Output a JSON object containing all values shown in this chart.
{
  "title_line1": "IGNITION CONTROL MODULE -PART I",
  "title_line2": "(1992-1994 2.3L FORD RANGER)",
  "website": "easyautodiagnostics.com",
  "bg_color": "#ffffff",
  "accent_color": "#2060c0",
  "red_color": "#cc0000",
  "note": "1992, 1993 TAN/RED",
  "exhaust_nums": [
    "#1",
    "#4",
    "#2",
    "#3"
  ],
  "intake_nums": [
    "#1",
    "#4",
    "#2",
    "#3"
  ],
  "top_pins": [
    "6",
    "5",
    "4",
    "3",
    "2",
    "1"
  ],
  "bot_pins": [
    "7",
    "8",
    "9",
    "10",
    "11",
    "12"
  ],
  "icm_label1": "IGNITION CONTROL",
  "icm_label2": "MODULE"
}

────────────────

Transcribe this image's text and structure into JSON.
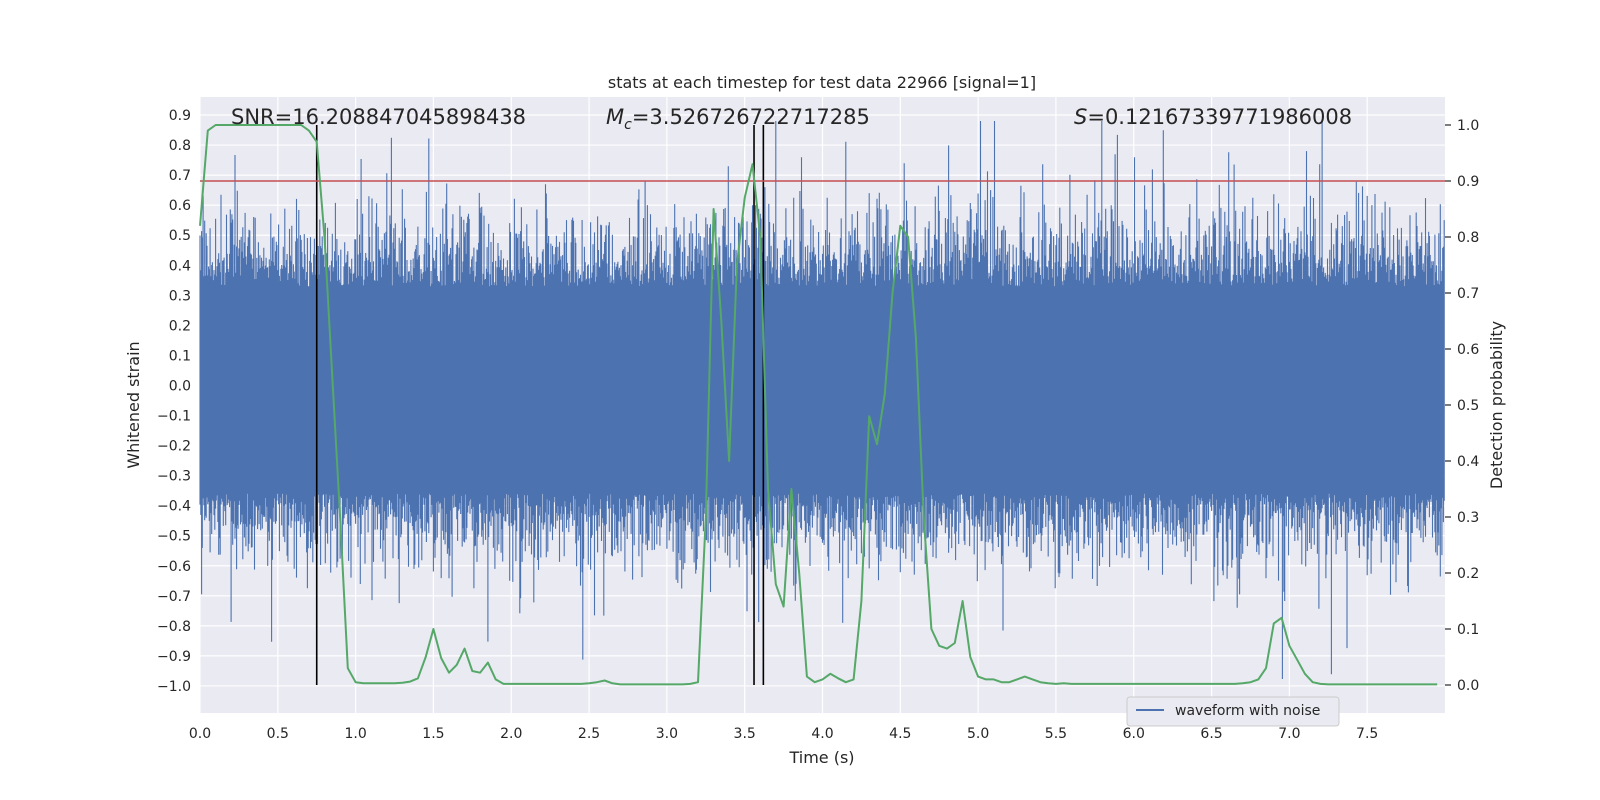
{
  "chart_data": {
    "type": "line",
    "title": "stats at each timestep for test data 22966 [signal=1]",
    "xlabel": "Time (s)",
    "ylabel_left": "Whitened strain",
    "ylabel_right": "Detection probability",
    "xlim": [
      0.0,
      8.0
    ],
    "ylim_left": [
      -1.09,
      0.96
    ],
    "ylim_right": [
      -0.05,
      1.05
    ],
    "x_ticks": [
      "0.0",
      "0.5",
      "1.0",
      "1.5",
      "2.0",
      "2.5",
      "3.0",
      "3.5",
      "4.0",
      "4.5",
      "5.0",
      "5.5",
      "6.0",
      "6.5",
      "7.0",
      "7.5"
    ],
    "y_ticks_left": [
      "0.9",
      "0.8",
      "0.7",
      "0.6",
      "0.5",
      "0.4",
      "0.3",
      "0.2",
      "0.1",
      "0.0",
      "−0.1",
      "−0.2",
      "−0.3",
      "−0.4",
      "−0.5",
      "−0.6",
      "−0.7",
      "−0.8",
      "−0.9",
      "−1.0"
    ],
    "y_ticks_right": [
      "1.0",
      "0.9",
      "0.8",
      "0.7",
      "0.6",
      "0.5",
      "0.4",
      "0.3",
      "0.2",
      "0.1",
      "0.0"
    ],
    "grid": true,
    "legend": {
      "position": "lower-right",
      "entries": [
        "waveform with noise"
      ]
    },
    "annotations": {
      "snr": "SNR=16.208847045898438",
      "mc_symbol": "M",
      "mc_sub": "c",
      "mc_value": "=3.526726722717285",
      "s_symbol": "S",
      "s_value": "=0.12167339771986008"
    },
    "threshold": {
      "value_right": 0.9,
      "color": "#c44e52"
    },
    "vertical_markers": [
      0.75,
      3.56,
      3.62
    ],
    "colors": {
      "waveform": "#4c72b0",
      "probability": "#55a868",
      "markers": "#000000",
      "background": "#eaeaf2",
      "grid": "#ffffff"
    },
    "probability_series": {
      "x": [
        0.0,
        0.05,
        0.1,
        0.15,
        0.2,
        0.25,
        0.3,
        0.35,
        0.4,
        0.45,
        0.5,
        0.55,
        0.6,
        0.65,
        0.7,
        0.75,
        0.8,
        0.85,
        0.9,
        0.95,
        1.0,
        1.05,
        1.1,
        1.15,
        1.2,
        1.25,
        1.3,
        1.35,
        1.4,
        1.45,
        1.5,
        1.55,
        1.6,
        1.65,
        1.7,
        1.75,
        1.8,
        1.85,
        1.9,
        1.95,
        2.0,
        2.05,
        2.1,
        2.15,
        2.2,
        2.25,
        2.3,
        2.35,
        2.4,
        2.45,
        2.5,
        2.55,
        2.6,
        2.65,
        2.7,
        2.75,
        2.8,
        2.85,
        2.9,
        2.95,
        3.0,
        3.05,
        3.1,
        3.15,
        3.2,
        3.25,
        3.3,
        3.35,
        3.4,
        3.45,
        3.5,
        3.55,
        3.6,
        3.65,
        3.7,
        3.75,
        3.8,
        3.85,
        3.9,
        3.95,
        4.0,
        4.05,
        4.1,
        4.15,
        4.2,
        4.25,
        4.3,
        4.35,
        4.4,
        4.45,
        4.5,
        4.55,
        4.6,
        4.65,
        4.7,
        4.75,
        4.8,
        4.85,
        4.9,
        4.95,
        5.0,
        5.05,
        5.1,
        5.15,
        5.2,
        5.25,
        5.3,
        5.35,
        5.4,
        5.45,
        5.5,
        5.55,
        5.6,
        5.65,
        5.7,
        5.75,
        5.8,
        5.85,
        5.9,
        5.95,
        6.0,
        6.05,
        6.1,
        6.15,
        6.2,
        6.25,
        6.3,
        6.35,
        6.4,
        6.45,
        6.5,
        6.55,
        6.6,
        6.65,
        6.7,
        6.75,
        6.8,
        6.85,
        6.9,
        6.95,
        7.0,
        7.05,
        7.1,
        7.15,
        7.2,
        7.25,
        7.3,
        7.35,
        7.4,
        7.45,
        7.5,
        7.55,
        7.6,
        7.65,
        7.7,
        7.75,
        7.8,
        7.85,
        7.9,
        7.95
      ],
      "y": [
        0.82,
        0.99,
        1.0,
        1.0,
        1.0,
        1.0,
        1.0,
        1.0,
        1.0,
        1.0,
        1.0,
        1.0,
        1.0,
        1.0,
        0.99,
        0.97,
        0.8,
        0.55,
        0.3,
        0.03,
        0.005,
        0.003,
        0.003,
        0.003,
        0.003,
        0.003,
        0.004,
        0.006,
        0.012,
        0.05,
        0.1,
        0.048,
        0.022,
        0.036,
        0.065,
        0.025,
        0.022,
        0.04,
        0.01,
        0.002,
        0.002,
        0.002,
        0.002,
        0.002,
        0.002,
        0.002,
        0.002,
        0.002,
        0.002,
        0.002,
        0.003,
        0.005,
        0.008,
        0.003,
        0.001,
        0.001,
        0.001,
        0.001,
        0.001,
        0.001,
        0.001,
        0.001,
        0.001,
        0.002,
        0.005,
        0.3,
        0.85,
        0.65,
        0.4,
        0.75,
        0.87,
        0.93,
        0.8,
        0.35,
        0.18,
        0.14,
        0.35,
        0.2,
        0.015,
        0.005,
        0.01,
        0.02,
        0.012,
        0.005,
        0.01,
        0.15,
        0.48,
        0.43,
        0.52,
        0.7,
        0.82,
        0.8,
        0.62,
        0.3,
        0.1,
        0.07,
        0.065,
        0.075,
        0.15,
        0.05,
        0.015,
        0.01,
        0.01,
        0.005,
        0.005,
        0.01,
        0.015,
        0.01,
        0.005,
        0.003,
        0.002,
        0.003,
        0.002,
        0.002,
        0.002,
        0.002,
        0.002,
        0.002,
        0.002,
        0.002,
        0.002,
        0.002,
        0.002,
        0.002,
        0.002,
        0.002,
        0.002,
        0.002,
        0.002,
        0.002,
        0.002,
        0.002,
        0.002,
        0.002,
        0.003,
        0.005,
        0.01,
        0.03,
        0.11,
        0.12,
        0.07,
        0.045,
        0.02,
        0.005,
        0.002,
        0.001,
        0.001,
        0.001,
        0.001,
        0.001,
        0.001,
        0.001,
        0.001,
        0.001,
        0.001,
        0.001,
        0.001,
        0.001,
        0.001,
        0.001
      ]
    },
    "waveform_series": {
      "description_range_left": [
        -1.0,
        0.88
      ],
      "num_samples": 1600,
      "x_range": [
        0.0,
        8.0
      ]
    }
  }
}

────────────────

**WHAT THE TASK ASKS**
Search the listing for the word "CONTROL". Copy every line in which it occurs.

**SOLUTION TO THE EXERCISE**
  "title_line1": "IGNITION CONTROL MODULE -PART I",
  "icm_label1": "IGNITION CONTROL",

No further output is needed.